EXERCISE:
Reproduce the data below word for word, from its first line through the line that contains "caption-body: marginal tax", including that line, and nothing beyond it.

MATERIAL PROVIDED:
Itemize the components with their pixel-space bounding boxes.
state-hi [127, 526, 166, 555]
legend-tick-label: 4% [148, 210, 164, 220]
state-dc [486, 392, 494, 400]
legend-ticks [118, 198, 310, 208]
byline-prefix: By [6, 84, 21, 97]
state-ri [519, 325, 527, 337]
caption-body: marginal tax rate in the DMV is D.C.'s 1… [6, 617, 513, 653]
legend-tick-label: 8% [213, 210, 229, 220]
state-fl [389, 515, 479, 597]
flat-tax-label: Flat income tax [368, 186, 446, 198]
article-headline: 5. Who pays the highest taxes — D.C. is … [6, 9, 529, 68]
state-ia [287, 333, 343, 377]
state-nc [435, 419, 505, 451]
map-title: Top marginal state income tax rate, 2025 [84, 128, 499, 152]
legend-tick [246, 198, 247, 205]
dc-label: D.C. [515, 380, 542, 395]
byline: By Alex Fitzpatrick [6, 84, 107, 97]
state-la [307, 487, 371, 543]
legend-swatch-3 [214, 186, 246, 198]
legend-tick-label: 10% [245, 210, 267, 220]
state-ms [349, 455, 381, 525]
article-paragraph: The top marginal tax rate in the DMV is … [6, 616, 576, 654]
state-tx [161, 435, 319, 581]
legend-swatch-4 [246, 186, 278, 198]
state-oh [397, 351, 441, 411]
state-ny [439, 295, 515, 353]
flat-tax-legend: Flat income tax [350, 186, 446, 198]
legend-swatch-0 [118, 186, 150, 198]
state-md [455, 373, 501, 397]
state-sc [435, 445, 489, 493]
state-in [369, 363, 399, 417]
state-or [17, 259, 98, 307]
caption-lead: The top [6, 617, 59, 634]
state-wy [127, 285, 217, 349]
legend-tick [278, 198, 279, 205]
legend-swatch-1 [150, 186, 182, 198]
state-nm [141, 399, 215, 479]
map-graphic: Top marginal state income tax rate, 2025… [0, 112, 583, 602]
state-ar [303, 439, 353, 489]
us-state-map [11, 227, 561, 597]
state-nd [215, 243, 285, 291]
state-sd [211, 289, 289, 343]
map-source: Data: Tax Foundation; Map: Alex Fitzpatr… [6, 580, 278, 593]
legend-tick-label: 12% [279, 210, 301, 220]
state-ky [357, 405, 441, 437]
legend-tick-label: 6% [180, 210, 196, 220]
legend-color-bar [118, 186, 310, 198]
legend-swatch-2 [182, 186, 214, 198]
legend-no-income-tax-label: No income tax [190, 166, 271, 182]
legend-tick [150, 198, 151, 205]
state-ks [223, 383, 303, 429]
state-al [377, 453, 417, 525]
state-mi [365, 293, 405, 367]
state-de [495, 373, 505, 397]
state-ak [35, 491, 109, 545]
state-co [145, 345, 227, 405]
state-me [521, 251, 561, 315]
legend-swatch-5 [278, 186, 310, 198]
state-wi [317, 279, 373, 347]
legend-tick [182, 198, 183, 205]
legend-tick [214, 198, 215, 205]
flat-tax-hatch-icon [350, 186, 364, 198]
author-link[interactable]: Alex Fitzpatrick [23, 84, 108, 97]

OUTPUT BELOW:
Itemize the components with their pixel-space bounding boxes.
state-hi [127, 526, 166, 555]
legend-tick-label: 4% [148, 210, 164, 220]
state-dc [486, 392, 494, 400]
legend-ticks [118, 198, 310, 208]
byline-prefix: By [6, 84, 21, 97]
state-ri [519, 325, 527, 337]
caption-body: marginal tax rate in the DMV is D.C.'s 1… [6, 617, 513, 653]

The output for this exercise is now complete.